- What is required
Gather all lines in the entries that include the word "부틸페닐메틸프로피오날".

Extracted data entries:
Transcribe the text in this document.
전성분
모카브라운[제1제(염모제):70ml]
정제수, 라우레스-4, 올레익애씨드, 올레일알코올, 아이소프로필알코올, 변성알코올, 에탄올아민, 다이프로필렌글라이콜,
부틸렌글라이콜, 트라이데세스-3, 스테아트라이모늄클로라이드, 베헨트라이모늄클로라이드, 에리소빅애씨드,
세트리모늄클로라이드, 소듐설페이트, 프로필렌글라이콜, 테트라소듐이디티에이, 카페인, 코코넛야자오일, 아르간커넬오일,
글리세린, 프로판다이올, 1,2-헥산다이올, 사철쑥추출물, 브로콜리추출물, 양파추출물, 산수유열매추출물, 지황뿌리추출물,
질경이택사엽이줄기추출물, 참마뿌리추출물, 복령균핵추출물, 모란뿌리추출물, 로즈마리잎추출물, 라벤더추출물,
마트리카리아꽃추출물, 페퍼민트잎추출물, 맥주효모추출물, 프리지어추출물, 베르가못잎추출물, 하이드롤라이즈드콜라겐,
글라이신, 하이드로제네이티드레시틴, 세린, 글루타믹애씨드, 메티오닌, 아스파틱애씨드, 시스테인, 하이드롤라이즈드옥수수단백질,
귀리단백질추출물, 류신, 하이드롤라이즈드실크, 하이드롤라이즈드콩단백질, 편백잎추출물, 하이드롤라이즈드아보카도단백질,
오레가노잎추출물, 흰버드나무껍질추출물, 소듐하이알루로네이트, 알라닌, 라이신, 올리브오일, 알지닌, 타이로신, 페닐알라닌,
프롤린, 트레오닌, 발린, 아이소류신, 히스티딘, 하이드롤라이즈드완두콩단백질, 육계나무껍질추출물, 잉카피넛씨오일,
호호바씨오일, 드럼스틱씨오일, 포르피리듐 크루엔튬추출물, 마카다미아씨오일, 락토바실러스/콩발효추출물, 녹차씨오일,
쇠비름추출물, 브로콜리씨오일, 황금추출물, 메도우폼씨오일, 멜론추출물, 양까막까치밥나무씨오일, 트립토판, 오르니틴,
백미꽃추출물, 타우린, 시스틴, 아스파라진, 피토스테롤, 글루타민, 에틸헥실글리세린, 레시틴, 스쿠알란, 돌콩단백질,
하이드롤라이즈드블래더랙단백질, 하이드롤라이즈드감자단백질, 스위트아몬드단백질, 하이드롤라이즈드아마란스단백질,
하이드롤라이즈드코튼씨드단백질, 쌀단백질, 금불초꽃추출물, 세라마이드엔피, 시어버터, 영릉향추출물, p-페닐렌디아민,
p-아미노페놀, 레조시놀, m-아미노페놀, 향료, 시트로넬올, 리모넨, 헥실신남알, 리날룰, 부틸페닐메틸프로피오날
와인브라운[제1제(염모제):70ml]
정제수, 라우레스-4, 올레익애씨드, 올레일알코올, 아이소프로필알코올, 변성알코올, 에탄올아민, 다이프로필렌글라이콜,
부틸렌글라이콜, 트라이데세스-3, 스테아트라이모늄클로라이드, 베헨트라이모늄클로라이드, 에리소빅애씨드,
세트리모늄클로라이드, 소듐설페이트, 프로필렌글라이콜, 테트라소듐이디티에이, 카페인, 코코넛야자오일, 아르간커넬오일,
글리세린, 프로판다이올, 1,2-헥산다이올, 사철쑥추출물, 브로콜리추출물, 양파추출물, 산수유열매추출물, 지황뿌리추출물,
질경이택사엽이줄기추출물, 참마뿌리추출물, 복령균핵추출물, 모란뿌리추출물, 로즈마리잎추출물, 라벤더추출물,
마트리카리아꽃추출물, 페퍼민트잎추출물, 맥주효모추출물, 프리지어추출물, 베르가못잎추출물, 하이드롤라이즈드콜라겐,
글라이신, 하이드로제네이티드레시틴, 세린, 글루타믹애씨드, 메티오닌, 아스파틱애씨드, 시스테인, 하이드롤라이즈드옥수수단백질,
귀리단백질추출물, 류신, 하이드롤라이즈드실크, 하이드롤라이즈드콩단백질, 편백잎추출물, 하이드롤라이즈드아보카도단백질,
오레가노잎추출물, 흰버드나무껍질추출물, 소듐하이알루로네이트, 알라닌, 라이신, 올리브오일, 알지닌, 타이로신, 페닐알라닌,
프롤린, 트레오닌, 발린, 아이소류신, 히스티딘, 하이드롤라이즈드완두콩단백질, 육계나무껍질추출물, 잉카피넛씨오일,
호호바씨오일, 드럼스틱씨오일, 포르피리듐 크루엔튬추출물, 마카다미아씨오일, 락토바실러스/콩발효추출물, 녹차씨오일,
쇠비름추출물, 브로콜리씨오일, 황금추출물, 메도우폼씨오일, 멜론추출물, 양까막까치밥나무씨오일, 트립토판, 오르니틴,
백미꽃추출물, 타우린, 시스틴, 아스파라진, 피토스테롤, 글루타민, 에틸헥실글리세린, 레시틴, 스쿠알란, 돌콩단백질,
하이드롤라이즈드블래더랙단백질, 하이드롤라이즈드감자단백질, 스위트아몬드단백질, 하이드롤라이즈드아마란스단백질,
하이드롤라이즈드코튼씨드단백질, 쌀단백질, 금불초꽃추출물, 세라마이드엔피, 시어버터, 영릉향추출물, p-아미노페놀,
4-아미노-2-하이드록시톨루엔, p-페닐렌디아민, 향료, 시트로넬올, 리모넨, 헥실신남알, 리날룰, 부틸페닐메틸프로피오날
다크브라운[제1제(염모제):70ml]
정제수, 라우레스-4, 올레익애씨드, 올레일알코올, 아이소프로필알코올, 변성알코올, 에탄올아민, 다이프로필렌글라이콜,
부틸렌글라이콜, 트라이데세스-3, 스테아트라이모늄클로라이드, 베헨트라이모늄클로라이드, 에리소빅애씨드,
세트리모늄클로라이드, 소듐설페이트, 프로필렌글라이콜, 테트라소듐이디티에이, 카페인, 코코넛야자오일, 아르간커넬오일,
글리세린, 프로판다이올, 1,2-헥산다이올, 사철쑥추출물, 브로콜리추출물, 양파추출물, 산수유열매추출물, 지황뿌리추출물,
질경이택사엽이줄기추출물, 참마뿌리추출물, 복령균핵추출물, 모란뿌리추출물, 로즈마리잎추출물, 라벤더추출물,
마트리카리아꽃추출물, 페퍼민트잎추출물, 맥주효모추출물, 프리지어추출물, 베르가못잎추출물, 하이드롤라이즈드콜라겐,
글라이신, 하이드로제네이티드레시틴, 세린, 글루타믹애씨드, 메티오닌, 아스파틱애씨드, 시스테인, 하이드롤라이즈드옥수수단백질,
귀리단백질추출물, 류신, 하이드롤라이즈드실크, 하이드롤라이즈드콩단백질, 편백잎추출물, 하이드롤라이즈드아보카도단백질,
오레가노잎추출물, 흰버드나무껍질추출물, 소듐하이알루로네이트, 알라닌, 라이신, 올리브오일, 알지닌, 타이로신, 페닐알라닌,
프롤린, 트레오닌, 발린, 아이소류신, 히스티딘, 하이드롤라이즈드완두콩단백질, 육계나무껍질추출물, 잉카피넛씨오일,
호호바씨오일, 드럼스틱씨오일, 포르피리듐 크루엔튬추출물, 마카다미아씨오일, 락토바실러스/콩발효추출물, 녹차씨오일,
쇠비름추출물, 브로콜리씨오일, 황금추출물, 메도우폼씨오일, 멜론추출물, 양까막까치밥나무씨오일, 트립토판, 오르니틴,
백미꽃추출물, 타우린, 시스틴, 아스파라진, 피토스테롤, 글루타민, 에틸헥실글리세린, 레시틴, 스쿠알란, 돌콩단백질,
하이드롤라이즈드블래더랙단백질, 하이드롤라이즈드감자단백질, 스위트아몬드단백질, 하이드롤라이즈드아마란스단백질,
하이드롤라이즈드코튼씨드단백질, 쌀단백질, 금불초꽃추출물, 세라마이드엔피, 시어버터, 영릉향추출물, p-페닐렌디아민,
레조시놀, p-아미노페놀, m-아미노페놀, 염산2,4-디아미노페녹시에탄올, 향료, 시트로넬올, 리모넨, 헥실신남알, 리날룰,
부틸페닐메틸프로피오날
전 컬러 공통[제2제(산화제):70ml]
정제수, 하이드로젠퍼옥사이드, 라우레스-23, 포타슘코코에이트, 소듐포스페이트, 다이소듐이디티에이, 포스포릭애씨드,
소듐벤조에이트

- Response to the task
p-아미노페놀, 레조시놀, m-아미노페놀, 향료, 시트로넬올, 리모넨, 헥실신남알, 리날룰, 부틸페닐메틸프로피오날
4-아미노-2-하이드록시톨루엔, p-페닐렌디아민, 향료, 시트로넬올, 리모넨, 헥실신남알, 리날룰, 부틸페닐메틸프로피오날
부틸페닐메틸프로피오날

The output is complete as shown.